-- START OF Exercise material --

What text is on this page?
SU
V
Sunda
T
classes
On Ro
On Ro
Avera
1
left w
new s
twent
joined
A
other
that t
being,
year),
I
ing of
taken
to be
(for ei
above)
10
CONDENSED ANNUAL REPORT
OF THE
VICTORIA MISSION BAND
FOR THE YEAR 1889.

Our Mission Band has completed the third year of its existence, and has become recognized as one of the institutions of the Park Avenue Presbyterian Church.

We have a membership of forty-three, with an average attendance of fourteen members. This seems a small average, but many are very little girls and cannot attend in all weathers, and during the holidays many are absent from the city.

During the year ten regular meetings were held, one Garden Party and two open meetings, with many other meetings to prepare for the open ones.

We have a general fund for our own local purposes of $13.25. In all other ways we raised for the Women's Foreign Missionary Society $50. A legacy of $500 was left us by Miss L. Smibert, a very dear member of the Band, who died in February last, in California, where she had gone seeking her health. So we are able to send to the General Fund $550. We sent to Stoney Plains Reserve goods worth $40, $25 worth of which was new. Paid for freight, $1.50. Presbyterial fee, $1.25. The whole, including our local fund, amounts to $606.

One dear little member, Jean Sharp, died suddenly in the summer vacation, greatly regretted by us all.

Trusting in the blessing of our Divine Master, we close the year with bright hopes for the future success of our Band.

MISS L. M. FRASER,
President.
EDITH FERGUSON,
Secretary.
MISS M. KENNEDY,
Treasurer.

-- END OF Exercise material --

Task to complete: Where a line contains "many", copy that line.

Answer for the task:
We have a membership of forty-three, with an average attendance of fourteen members. This seems a small average, but many are very little girls and cannot attend in all weathers, and during the holidays many are absent from the city.
During the year ten regular meetings were held, one Garden Party and two open meetings, with many other meetings to prepare for the open ones.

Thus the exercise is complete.